[What this task involves]
Exactly as written, retype the listing below, omitting the pictures.

***** Records supplied

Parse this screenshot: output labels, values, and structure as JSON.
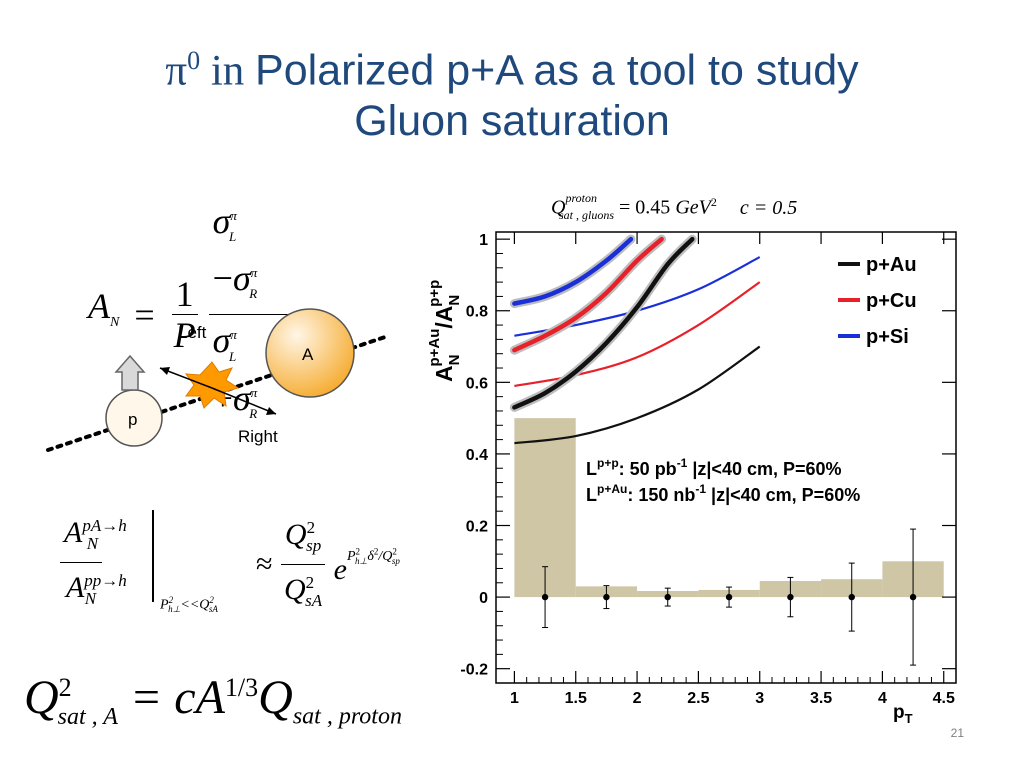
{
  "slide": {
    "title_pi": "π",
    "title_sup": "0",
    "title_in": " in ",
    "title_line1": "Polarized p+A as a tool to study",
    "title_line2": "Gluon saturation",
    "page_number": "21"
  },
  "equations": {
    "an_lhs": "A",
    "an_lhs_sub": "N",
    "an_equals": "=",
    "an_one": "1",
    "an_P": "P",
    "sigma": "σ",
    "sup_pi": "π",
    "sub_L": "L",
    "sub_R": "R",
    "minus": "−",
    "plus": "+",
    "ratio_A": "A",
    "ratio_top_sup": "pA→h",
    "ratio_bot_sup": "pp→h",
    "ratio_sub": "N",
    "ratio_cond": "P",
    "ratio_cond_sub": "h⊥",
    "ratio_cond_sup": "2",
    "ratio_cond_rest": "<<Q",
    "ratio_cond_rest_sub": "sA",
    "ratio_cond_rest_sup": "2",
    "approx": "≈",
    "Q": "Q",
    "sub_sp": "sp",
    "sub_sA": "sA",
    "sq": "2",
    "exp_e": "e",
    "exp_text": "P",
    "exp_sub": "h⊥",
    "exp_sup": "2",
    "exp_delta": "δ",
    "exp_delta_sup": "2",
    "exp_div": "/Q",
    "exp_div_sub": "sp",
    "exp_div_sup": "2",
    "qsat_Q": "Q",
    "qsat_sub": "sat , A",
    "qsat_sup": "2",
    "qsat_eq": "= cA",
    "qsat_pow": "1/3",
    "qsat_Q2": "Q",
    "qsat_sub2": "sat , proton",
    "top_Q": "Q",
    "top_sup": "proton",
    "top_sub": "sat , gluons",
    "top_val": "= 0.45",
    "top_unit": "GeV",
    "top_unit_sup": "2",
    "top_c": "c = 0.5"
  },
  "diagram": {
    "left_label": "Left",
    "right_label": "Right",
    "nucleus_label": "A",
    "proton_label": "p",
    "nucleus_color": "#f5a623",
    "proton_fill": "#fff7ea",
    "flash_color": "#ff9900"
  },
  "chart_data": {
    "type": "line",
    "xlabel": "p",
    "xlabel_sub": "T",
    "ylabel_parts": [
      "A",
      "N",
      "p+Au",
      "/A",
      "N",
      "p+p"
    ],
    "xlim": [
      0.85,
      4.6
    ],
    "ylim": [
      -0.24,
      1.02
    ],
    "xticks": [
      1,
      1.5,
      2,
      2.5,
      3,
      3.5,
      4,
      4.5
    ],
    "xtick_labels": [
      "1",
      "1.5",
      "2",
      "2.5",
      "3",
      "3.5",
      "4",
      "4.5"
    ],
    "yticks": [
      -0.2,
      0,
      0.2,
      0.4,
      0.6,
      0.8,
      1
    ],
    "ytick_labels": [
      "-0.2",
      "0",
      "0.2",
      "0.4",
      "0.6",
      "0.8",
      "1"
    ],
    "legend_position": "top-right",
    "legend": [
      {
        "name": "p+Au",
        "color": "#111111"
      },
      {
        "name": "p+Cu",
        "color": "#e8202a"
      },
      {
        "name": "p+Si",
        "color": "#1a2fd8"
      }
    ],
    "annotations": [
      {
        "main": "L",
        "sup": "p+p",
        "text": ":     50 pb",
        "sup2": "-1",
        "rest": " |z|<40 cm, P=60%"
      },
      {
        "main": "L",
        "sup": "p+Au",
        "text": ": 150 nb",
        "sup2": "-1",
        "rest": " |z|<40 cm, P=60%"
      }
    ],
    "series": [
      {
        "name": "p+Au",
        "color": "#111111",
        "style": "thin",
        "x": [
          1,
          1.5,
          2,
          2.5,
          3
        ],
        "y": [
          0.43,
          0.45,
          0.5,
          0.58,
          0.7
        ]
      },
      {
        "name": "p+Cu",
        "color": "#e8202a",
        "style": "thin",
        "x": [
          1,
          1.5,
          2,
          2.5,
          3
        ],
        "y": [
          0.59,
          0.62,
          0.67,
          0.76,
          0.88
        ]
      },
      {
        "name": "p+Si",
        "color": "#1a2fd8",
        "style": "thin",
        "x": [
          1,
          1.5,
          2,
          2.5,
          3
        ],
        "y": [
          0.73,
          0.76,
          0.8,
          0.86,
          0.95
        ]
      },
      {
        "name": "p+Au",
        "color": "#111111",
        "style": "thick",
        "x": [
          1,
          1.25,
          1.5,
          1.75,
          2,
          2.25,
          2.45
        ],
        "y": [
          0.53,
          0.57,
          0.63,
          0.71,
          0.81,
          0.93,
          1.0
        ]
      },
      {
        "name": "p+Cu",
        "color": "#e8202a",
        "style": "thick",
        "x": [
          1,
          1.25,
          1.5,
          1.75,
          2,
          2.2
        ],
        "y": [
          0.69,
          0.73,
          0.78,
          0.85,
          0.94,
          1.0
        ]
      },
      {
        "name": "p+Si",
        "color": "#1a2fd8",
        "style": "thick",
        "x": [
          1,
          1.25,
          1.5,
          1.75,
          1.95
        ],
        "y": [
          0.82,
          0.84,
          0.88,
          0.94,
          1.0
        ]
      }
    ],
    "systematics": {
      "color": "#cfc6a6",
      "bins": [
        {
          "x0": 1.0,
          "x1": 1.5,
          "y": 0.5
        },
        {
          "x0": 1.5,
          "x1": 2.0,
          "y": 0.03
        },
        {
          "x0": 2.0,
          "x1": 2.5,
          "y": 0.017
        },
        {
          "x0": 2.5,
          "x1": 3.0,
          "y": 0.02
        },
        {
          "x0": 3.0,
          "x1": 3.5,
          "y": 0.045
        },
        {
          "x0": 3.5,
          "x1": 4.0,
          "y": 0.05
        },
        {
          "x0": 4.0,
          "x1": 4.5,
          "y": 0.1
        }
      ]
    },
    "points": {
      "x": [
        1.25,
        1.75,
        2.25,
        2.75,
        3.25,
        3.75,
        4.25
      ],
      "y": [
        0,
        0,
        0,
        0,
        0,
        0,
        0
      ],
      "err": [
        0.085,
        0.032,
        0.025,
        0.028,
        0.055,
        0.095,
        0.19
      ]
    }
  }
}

**********

[Correct answer]
Parse this screenshot: output labels, values, and structure as JSON.
{
  "slide": {
    "title_pi": "π",
    "title_sup": "0",
    "title_in": " in ",
    "title_line1": "Polarized p+A as a tool to study",
    "title_line2": "Gluon saturation",
    "page_number": "21"
  },
  "equations": {
    "an_lhs": "A",
    "an_lhs_sub": "N",
    "an_equals": "=",
    "an_one": "1",
    "an_P": "P",
    "sigma": "σ",
    "sup_pi": "π",
    "sub_L": "L",
    "sub_R": "R",
    "minus": "−",
    "plus": "+",
    "ratio_A": "A",
    "ratio_top_sup": "pA→h",
    "ratio_bot_sup": "pp→h",
    "ratio_sub": "N",
    "ratio_cond": "P",
    "ratio_cond_sub": "h⊥",
    "ratio_cond_sup": "2",
    "ratio_cond_rest": "<<Q",
    "ratio_cond_rest_sub": "sA",
    "ratio_cond_rest_sup": "2",
    "approx": "≈",
    "Q": "Q",
    "sub_sp": "sp",
    "sub_sA": "sA",
    "sq": "2",
    "exp_e": "e",
    "exp_text": "P",
    "exp_sub": "h⊥",
    "exp_sup": "2",
    "exp_delta": "δ",
    "exp_delta_sup": "2",
    "exp_div": "/Q",
    "exp_div_sub": "sp",
    "exp_div_sup": "2",
    "qsat_Q": "Q",
    "qsat_sub": "sat , A",
    "qsat_sup": "2",
    "qsat_eq": "= cA",
    "qsat_pow": "1/3",
    "qsat_Q2": "Q",
    "qsat_sub2": "sat , proton",
    "top_Q": "Q",
    "top_sup": "proton",
    "top_sub": "sat , gluons",
    "top_val": "= 0.45",
    "top_unit": "GeV",
    "top_unit_sup": "2",
    "top_c": "c = 0.5"
  },
  "diagram": {
    "left_label": "Left",
    "right_label": "Right",
    "nucleus_label": "A",
    "proton_label": "p",
    "nucleus_color": "#f5a623",
    "proton_fill": "#fff7ea",
    "flash_color": "#ff9900"
  },
  "chart_data": {
    "type": "line",
    "xlabel": "p",
    "xlabel_sub": "T",
    "ylabel_parts": [
      "A",
      "N",
      "p+Au",
      "/A",
      "N",
      "p+p"
    ],
    "xlim": [
      0.85,
      4.6
    ],
    "ylim": [
      -0.24,
      1.02
    ],
    "xticks": [
      1,
      1.5,
      2,
      2.5,
      3,
      3.5,
      4,
      4.5
    ],
    "xtick_labels": [
      "1",
      "1.5",
      "2",
      "2.5",
      "3",
      "3.5",
      "4",
      "4.5"
    ],
    "yticks": [
      -0.2,
      0,
      0.2,
      0.4,
      0.6,
      0.8,
      1
    ],
    "ytick_labels": [
      "-0.2",
      "0",
      "0.2",
      "0.4",
      "0.6",
      "0.8",
      "1"
    ],
    "legend_position": "top-right",
    "legend": [
      {
        "name": "p+Au",
        "color": "#111111"
      },
      {
        "name": "p+Cu",
        "color": "#e8202a"
      },
      {
        "name": "p+Si",
        "color": "#1a2fd8"
      }
    ],
    "annotations": [
      {
        "main": "L",
        "sup": "p+p",
        "text": ":     50 pb",
        "sup2": "-1",
        "rest": " |z|<40 cm, P=60%"
      },
      {
        "main": "L",
        "sup": "p+Au",
        "text": ": 150 nb",
        "sup2": "-1",
        "rest": " |z|<40 cm, P=60%"
      }
    ],
    "series": [
      {
        "name": "p+Au",
        "color": "#111111",
        "style": "thin",
        "x": [
          1,
          1.5,
          2,
          2.5,
          3
        ],
        "y": [
          0.43,
          0.45,
          0.5,
          0.58,
          0.7
        ]
      },
      {
        "name": "p+Cu",
        "color": "#e8202a",
        "style": "thin",
        "x": [
          1,
          1.5,
          2,
          2.5,
          3
        ],
        "y": [
          0.59,
          0.62,
          0.67,
          0.76,
          0.88
        ]
      },
      {
        "name": "p+Si",
        "color": "#1a2fd8",
        "style": "thin",
        "x": [
          1,
          1.5,
          2,
          2.5,
          3
        ],
        "y": [
          0.73,
          0.76,
          0.8,
          0.86,
          0.95
        ]
      },
      {
        "name": "p+Au",
        "color": "#111111",
        "style": "thick",
        "x": [
          1,
          1.25,
          1.5,
          1.75,
          2,
          2.25,
          2.45
        ],
        "y": [
          0.53,
          0.57,
          0.63,
          0.71,
          0.81,
          0.93,
          1.0
        ]
      },
      {
        "name": "p+Cu",
        "color": "#e8202a",
        "style": "thick",
        "x": [
          1,
          1.25,
          1.5,
          1.75,
          2,
          2.2
        ],
        "y": [
          0.69,
          0.73,
          0.78,
          0.85,
          0.94,
          1.0
        ]
      },
      {
        "name": "p+Si",
        "color": "#1a2fd8",
        "style": "thick",
        "x": [
          1,
          1.25,
          1.5,
          1.75,
          1.95
        ],
        "y": [
          0.82,
          0.84,
          0.88,
          0.94,
          1.0
        ]
      }
    ],
    "systematics": {
      "color": "#cfc6a6",
      "bins": [
        {
          "x0": 1.0,
          "x1": 1.5,
          "y": 0.5
        },
        {
          "x0": 1.5,
          "x1": 2.0,
          "y": 0.03
        },
        {
          "x0": 2.0,
          "x1": 2.5,
          "y": 0.017
        },
        {
          "x0": 2.5,
          "x1": 3.0,
          "y": 0.02
        },
        {
          "x0": 3.0,
          "x1": 3.5,
          "y": 0.045
        },
        {
          "x0": 3.5,
          "x1": 4.0,
          "y": 0.05
        },
        {
          "x0": 4.0,
          "x1": 4.5,
          "y": 0.1
        }
      ]
    },
    "points": {
      "x": [
        1.25,
        1.75,
        2.25,
        2.75,
        3.25,
        3.75,
        4.25
      ],
      "y": [
        0,
        0,
        0,
        0,
        0,
        0,
        0
      ],
      "err": [
        0.085,
        0.032,
        0.025,
        0.028,
        0.055,
        0.095,
        0.19
      ]
    }
  }
}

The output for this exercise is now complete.